**Prompt**
Without skipping anything, write out each record below exactly.

**Record list**

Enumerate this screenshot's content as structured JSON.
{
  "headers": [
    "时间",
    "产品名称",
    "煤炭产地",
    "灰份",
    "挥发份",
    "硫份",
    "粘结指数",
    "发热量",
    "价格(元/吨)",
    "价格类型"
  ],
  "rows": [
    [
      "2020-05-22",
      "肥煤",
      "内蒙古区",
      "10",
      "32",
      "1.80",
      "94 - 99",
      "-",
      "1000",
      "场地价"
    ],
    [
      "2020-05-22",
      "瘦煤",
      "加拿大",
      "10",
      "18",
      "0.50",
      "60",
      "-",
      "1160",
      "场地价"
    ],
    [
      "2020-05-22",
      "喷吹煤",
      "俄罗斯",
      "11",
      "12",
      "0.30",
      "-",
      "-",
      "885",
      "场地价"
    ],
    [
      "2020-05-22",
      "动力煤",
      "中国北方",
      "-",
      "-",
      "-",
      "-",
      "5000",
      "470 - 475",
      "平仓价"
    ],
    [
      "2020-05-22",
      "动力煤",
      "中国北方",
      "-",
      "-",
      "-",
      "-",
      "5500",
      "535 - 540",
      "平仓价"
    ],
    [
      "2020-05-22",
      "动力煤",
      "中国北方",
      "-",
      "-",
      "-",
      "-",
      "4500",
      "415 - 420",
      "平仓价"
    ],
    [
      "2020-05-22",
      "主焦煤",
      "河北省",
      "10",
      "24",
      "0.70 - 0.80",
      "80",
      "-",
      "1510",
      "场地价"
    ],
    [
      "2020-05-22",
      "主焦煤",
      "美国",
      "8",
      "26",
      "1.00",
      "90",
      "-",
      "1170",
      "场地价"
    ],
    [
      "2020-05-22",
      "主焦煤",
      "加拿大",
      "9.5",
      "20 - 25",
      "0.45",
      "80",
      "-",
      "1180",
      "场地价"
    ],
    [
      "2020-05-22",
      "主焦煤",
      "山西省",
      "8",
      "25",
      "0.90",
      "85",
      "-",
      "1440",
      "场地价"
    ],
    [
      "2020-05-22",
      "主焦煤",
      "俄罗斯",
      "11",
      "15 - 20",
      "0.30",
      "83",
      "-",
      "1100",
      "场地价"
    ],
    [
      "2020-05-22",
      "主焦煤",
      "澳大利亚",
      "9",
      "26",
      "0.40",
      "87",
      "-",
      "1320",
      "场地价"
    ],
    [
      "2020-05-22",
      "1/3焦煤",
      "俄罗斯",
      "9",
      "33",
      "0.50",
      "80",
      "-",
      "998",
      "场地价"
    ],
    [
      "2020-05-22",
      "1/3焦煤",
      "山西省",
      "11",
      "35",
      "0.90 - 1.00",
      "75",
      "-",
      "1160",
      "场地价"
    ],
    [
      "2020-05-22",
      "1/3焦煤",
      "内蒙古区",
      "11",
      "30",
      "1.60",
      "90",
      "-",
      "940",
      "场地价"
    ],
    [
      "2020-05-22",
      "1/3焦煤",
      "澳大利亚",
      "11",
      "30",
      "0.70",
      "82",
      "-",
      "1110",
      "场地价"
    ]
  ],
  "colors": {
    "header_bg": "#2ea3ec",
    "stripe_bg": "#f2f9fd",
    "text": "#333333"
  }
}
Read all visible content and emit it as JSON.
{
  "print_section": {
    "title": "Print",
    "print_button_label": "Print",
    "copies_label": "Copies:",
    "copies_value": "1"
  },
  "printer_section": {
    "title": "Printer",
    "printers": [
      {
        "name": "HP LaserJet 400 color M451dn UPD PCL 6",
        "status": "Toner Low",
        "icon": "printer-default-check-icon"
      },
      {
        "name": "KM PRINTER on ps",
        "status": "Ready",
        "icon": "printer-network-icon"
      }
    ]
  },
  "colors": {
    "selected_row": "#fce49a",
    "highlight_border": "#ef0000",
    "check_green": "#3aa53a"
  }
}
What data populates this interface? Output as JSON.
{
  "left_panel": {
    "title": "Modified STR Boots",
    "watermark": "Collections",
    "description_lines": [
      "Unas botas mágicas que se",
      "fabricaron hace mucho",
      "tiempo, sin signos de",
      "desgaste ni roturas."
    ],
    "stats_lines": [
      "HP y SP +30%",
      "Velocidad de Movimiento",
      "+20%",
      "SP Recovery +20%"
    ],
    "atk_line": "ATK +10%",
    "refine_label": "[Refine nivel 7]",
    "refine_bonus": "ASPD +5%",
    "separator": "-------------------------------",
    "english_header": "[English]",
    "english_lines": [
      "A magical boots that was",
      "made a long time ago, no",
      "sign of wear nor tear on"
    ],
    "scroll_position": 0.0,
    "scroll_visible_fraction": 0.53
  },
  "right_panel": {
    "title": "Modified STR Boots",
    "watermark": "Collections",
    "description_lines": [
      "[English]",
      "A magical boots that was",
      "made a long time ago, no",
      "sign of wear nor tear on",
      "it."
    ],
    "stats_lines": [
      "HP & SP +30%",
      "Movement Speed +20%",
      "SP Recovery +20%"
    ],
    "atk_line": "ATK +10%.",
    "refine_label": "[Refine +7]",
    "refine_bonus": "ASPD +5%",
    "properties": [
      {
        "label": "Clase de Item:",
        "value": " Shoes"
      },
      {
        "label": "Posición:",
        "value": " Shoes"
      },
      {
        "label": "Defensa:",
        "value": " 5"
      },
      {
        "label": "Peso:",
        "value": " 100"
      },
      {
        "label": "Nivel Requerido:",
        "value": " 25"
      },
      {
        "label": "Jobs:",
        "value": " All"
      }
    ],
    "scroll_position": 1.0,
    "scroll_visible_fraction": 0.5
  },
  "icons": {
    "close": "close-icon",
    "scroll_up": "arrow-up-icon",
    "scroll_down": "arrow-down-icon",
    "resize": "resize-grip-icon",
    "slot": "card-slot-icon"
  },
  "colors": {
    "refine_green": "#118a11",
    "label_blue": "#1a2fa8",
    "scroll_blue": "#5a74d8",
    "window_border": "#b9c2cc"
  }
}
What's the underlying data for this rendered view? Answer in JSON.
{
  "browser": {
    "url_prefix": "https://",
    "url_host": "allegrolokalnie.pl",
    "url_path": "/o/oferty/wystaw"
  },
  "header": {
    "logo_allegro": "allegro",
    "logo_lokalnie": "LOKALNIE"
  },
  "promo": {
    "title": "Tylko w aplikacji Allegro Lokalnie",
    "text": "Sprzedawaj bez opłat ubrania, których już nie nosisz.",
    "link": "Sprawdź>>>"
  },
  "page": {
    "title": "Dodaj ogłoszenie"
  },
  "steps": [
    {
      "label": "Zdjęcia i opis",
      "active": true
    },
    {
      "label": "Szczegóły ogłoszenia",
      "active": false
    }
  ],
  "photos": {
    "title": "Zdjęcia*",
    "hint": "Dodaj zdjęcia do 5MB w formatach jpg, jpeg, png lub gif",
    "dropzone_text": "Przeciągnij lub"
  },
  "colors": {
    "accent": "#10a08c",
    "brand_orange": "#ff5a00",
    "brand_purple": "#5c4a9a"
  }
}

**Answer**
Enumerate this screenshot's content as structured JSON.
{
  "headers": [
    "时间",
    "产品名称",
    "煤炭产地",
    "灰份",
    "挥发份",
    "硫份",
    "粘结指数",
    "发热量",
    "价格(元/吨)",
    "价格类型"
  ],
  "rows": [
    [
      "2020-05-22",
      "肥煤",
      "内蒙古区",
      "10",
      "32",
      "1.80",
      "94 - 99",
      "-",
      "1000",
      "场地价"
    ],
    [
      "2020-05-22",
      "瘦煤",
      "加拿大",
      "10",
      "18",
      "0.50",
      "60",
      "-",
      "1160",
      "场地价"
    ],
    [
      "2020-05-22",
      "喷吹煤",
      "俄罗斯",
      "11",
      "12",
      "0.30",
      "-",
      "-",
      "885",
      "场地价"
    ],
    [
      "2020-05-22",
      "动力煤",
      "中国北方",
      "-",
      "-",
      "-",
      "-",
      "5000",
      "470 - 475",
      "平仓价"
    ],
    [
      "2020-05-22",
      "动力煤",
      "中国北方",
      "-",
      "-",
      "-",
      "-",
      "5500",
      "535 - 540",
      "平仓价"
    ],
    [
      "2020-05-22",
      "动力煤",
      "中国北方",
      "-",
      "-",
      "-",
      "-",
      "4500",
      "415 - 420",
      "平仓价"
    ],
    [
      "2020-05-22",
      "主焦煤",
      "河北省",
      "10",
      "24",
      "0.70 - 0.80",
      "80",
      "-",
      "1510",
      "场地价"
    ],
    [
      "2020-05-22",
      "主焦煤",
      "美国",
      "8",
      "26",
      "1.00",
      "90",
      "-",
      "1170",
      "场地价"
    ],
    [
      "2020-05-22",
      "主焦煤",
      "加拿大",
      "9.5",
      "20 - 25",
      "0.45",
      "80",
      "-",
      "1180",
      "场地价"
    ],
    [
      "2020-05-22",
      "主焦煤",
      "山西省",
      "8",
      "25",
      "0.90",
      "85",
      "-",
      "1440",
      "场地价"
    ],
    [
      "2020-05-22",
      "主焦煤",
      "俄罗斯",
      "11",
      "15 - 20",
      "0.30",
      "83",
      "-",
      "1100",
      "场地价"
    ],
    [
      "2020-05-22",
      "主焦煤",
      "澳大利亚",
      "9",
      "26",
      "0.40",
      "87",
      "-",
      "1320",
      "场地价"
    ],
    [
      "2020-05-22",
      "1/3焦煤",
      "俄罗斯",
      "9",
      "33",
      "0.50",
      "80",
      "-",
      "998",
      "场地价"
    ],
    [
      "2020-05-22",
      "1/3焦煤",
      "山西省",
      "11",
      "35",
      "0.90 - 1.00",
      "75",
      "-",
      "1160",
      "场地价"
    ],
    [
      "2020-05-22",
      "1/3焦煤",
      "内蒙古区",
      "11",
      "30",
      "1.60",
      "90",
      "-",
      "940",
      "场地价"
    ],
    [
      "2020-05-22",
      "1/3焦煤",
      "澳大利亚",
      "11",
      "30",
      "0.70",
      "82",
      "-",
      "1110",
      "场地价"
    ]
  ],
  "colors": {
    "header_bg": "#2ea3ec",
    "stripe_bg": "#f2f9fd",
    "text": "#333333"
  }
}
Read all visible content and emit it as JSON.
{
  "print_section": {
    "title": "Print",
    "print_button_label": "Print",
    "copies_label": "Copies:",
    "copies_value": "1"
  },
  "printer_section": {
    "title": "Printer",
    "printers": [
      {
        "name": "HP LaserJet 400 color M451dn UPD PCL 6",
        "status": "Toner Low",
        "icon": "printer-default-check-icon"
      },
      {
        "name": "KM PRINTER on ps",
        "status": "Ready",
        "icon": "printer-network-icon"
      }
    ]
  },
  "colors": {
    "selected_row": "#fce49a",
    "highlight_border": "#ef0000",
    "check_green": "#3aa53a"
  }
}
What data populates this interface? Output as JSON.
{
  "left_panel": {
    "title": "Modified STR Boots",
    "watermark": "Collections",
    "description_lines": [
      "Unas botas mágicas que se",
      "fabricaron hace mucho",
      "tiempo, sin signos de",
      "desgaste ni roturas."
    ],
    "stats_lines": [
      "HP y SP +30%",
      "Velocidad de Movimiento",
      "+20%",
      "SP Recovery +20%"
    ],
    "atk_line": "ATK +10%",
    "refine_label": "[Refine nivel 7]",
    "refine_bonus": "ASPD +5%",
    "separator": "-------------------------------",
    "english_header": "[English]",
    "english_lines": [
      "A magical boots that was",
      "made a long time ago, no",
      "sign of wear nor tear on"
    ],
    "scroll_position": 0.0,
    "scroll_visible_fraction": 0.53
  },
  "right_panel": {
    "title": "Modified STR Boots",
    "watermark": "Collections",
    "description_lines": [
      "[English]",
      "A magical boots that was",
      "made a long time ago, no",
      "sign of wear nor tear on",
      "it."
    ],
    "stats_lines": [
      "HP & SP +30%",
      "Movement Speed +20%",
      "SP Recovery +20%"
    ],
    "atk_line": "ATK +10%.",
    "refine_label": "[Refine +7]",
    "refine_bonus": "ASPD +5%",
    "properties": [
      {
        "label": "Clase de Item:",
        "value": " Shoes"
      },
      {
        "label": "Posición:",
        "value": " Shoes"
      },
      {
        "label": "Defensa:",
        "value": " 5"
      },
      {
        "label": "Peso:",
        "value": " 100"
      },
      {
        "label": "Nivel Requerido:",
        "value": " 25"
      },
      {
        "label": "Jobs:",
        "value": " All"
      }
    ],
    "scroll_position": 1.0,
    "scroll_visible_fraction": 0.5
  },
  "icons": {
    "close": "close-icon",
    "scroll_up": "arrow-up-icon",
    "scroll_down": "arrow-down-icon",
    "resize": "resize-grip-icon",
    "slot": "card-slot-icon"
  },
  "colors": {
    "refine_green": "#118a11",
    "label_blue": "#1a2fa8",
    "scroll_blue": "#5a74d8",
    "window_border": "#b9c2cc"
  }
}
What's the underlying data for this rendered view? Answer in JSON.
{
  "browser": {
    "url_prefix": "https://",
    "url_host": "allegrolokalnie.pl",
    "url_path": "/o/oferty/wystaw"
  },
  "header": {
    "logo_allegro": "allegro",
    "logo_lokalnie": "LOKALNIE"
  },
  "promo": {
    "title": "Tylko w aplikacji Allegro Lokalnie",
    "text": "Sprzedawaj bez opłat ubrania, których już nie nosisz.",
    "link": "Sprawdź>>>"
  },
  "page": {
    "title": "Dodaj ogłoszenie"
  },
  "steps": [
    {
      "label": "Zdjęcia i opis",
      "active": true
    },
    {
      "label": "Szczegóły ogłoszenia",
      "active": false
    }
  ],
  "photos": {
    "title": "Zdjęcia*",
    "hint": "Dodaj zdjęcia do 5MB w formatach jpg, jpeg, png lub gif",
    "dropzone_text": "Przeciągnij lub"
  },
  "colors": {
    "accent": "#10a08c",
    "brand_orange": "#ff5a00",
    "brand_purple": "#5c4a9a"
  }
}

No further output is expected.